課題の内容:
引用文を読み、次の問いに答えてください。
(a) 夏休みになる前、平日の朝に筆者は何時に娘をどこまで送り届けていましたか。
(b) 筆者が通っていた学校はどのような学校でしたか。
(c) 「四十八手写真集」の広告に応じて、筆者は何円分の切手を送りましたか。

===== 引用文

最近、わが家にも平和が戻ってきたのである。
毎日、とても爽やかな朝を迎えることができるのである。
それは、子どもたちが夏休みになったからなのである。

私が家にいるかぎり、平日なら、毎朝必ず、午前7時に娘を駅まで送り届けなければならなかったのである。
ところが、夏休みに入ったので、早起きせずに、ゆっくり寝られるのである。
とっても至福なのである。
夏休み中もクラブ活動があるので、学校には行っているのだが、ゆっくりでいいので、とても平和な朝を楽しめるのである。

うちの息子は、私が通っていたのと同じ学校に通っているのだが、その息子の様子から、とても長い間忘れていた昔のことを思い出したので、きょうはその話をする。

私の通っていた学校は私立で、中高一貫教育の男子校であった。
私は中学校に入ってすぐ、剣道部に入部したのである。

その剣道部では、高校3年生の部員も同じ部室にいるのである。
小学校から上がり、中学1年生になりたての私は、田舎の少年であったので、超ウブであったのである。

ところが、学校は男子校であり、高校生もたくさんいるので、部室にはいろんなブツがあるのである。
でも、私には、その意味がわからないのである。
「おかしいなぁ。この女の人、なにか悪いことをしたのかなぁ。裸で縛られているぞ」としか思わないのである。

しかしながら、そんなふうにウブであった私も、高校生になるころには、そういうブツを供給する側に回るわけである。
それは、なんというか、あの‥‥、その‥‥、もちろん、自分の欲求のためではなく、かわいい後輩の教育のために、使命感に燃えてする行為なのであるということを、あえてここで言わせていただきたい。

時代はいまから35年ぐらい前の話なので、ブツの入手には、なかなか困難を極めるのである。

当時は、男性週刊誌の広告の欄に、いろいろな広告が出ていたのである。
「私のとてもハズカシイ写真、切手300円分を同封していただければ、あなたのもとに送ります。キャ?」などという広告である。
当時は、なぜか、お金を直接送るというよりも、切手で支払う方式が多かったのである。

もちろん、後輩のために、送ってみた。
ドキドキしながら待つこと1週間、いよいよブツがわが家に届いたのである。
そして、その「とてもハズカシイ写真」とは、女子高生らしき人が0点のテストの答案用紙を持ったものだったのである。

た、た、たしかに、広告に偽りはないのだけれども‥‥。
「悔しいです!」

また、「からみあう裸体! 豊満な乳房! 飛び散る汗! 組んずほぐれつ、四十八手写真集」。これには、800円分の切手を損した。
こんどは大丈夫だろうと期待したのだが、送られてきたものは、たしかに写真集ではあったのだが、「大相撲四十八手?技の大図鑑」というシロモノであった。

たしかに、これも広告に偽りはないのであるが‥‥。
鼻息を荒くしている後輩たちに、どう言いわけすればよいのであろう?

==========
===== 提供データ

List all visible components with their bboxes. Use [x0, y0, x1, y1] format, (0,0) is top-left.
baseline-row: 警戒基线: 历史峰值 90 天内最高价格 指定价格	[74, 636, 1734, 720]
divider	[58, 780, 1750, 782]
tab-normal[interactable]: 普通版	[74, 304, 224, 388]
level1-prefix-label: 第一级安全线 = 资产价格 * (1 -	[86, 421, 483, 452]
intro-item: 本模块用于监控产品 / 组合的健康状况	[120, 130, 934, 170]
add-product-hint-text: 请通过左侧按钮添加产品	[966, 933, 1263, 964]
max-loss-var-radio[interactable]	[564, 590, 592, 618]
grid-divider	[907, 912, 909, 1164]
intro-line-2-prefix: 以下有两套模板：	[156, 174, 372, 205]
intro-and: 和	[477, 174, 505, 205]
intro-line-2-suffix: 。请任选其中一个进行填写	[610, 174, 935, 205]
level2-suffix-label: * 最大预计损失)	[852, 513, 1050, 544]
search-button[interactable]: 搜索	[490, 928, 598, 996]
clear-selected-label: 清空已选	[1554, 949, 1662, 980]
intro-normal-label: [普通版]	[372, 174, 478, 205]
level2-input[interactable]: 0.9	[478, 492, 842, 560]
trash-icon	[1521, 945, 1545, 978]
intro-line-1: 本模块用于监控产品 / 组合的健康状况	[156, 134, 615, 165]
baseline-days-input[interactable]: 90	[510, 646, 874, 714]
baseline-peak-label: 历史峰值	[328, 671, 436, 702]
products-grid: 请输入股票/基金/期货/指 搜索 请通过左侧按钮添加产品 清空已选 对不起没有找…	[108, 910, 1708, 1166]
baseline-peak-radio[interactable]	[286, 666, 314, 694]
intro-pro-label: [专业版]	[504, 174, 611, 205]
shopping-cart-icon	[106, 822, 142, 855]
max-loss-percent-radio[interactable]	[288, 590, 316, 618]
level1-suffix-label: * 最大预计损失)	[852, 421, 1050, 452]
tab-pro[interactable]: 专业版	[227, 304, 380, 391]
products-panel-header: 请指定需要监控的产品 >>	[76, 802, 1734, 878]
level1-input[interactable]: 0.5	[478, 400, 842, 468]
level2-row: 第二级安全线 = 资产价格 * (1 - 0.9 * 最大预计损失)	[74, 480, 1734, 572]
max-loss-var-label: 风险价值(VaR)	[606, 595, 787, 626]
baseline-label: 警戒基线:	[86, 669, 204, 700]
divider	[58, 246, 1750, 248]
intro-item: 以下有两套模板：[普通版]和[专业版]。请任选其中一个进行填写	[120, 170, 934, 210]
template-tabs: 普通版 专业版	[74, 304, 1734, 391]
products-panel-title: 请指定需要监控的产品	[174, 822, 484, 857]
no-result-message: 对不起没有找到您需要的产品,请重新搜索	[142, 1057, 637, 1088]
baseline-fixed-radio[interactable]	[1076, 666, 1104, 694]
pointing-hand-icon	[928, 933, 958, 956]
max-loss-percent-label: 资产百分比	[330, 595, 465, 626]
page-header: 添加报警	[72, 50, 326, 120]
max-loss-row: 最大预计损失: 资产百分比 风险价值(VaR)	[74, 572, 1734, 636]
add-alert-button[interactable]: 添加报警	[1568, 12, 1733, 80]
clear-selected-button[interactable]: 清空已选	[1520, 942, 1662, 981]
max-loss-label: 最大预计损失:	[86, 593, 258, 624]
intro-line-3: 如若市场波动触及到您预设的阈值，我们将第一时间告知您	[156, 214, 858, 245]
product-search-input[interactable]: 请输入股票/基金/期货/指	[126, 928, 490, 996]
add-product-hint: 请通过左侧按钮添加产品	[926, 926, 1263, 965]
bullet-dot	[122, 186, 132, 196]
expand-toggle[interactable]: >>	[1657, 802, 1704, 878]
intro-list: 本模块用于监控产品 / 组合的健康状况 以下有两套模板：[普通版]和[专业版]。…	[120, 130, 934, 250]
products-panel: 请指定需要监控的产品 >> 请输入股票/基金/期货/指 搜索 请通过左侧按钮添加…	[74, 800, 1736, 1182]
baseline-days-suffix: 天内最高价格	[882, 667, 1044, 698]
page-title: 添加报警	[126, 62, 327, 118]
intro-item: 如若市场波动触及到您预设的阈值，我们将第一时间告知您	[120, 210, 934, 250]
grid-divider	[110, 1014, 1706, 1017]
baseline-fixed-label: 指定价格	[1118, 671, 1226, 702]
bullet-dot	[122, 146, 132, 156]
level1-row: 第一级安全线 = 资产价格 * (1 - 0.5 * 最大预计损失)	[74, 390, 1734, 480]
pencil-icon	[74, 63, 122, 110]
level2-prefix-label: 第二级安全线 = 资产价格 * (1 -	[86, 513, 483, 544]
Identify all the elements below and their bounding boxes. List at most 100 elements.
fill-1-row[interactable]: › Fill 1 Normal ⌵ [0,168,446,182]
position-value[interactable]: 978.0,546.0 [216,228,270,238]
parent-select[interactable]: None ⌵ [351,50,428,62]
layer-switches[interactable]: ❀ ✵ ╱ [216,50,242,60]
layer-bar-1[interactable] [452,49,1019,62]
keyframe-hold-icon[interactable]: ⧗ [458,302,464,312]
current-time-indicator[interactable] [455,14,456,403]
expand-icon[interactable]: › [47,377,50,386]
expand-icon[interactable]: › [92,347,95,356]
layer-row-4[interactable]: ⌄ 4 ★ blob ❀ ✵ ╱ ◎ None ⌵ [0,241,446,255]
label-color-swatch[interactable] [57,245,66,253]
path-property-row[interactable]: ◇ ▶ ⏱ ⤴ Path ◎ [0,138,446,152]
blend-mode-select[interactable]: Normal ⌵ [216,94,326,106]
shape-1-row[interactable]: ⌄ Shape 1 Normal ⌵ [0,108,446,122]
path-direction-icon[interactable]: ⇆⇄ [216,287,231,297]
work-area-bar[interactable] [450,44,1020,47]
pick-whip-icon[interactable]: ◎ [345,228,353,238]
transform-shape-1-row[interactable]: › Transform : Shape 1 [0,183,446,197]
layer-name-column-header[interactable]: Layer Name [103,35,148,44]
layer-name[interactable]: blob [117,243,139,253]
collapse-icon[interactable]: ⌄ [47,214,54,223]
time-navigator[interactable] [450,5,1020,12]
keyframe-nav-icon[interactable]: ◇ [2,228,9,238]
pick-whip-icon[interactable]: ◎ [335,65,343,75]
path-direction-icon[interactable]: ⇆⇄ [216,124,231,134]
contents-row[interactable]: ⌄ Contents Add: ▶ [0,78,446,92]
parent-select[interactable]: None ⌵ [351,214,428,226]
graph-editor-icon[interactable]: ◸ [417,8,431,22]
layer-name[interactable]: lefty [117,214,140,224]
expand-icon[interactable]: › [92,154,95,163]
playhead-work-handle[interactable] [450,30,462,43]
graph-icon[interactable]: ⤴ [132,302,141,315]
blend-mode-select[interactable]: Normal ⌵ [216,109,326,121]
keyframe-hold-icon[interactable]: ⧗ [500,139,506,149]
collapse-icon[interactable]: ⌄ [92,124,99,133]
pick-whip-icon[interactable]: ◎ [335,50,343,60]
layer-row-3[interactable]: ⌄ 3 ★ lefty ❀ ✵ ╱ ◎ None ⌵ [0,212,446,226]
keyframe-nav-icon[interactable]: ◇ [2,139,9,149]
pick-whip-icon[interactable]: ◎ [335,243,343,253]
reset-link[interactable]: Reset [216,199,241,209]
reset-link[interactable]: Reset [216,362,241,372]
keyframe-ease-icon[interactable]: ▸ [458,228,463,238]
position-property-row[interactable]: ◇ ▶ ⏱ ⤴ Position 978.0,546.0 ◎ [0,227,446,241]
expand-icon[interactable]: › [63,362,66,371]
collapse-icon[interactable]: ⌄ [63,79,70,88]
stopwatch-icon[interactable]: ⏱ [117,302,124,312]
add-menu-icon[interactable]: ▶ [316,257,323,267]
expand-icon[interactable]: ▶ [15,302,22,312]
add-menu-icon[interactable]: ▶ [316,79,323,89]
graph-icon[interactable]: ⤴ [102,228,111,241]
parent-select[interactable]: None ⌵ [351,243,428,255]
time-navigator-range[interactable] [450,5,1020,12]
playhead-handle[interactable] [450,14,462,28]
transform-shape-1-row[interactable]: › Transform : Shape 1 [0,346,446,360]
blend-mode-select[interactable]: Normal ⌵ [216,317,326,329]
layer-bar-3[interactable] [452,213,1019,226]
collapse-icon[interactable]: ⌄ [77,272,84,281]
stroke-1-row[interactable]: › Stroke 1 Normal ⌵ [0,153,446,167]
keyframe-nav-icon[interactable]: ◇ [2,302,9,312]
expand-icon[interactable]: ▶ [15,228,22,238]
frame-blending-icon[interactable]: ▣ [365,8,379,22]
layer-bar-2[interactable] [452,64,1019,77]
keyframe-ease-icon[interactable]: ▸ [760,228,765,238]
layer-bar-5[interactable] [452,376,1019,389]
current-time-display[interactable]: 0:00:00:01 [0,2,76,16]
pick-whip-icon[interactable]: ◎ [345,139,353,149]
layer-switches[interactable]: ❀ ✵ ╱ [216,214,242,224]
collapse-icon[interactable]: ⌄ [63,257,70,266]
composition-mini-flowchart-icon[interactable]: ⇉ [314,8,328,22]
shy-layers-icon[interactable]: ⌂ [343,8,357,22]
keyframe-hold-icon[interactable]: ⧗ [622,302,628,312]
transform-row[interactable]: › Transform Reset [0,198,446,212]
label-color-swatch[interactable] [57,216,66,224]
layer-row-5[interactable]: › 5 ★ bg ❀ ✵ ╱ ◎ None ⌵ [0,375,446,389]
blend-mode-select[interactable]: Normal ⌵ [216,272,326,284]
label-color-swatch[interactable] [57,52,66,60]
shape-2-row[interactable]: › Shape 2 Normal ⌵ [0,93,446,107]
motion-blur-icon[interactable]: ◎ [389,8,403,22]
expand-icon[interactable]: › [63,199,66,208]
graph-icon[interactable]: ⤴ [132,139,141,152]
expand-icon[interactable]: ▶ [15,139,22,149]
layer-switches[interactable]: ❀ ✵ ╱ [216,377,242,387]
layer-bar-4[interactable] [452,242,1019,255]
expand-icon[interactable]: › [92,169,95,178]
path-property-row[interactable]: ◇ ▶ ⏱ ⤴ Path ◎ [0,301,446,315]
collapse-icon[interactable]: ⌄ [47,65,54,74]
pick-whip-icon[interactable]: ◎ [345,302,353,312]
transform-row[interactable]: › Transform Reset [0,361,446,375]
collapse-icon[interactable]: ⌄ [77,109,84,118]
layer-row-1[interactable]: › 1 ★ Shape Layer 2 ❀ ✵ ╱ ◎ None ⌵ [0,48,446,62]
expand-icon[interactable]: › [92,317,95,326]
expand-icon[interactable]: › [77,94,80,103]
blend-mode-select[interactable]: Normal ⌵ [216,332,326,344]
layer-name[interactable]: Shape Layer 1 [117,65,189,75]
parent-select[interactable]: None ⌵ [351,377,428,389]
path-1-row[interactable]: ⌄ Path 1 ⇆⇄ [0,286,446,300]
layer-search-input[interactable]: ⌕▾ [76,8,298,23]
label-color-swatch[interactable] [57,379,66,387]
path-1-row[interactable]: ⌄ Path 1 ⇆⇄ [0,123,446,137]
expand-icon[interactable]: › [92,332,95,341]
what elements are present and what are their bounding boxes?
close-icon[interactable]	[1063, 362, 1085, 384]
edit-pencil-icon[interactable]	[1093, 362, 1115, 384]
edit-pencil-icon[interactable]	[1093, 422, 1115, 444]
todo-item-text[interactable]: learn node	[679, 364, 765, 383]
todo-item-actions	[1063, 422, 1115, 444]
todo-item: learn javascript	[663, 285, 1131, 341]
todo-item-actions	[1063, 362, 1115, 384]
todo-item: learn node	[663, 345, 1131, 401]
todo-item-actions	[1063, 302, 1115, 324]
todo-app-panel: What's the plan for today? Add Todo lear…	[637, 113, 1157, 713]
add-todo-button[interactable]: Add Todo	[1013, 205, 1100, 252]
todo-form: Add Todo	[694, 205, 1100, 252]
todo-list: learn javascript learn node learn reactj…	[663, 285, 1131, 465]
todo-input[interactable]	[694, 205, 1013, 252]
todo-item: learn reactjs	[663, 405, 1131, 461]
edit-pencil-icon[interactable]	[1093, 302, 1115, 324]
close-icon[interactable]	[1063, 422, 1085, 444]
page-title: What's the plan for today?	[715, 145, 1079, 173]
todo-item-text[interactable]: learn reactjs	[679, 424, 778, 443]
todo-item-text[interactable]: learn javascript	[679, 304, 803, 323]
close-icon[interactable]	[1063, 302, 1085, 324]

==========

演習の結果:
(a) 午前7時に駅まで送り届けていました。
(b) 私立の中高一貫教育の男子校でした。
(c) 800円分の切手を送りました。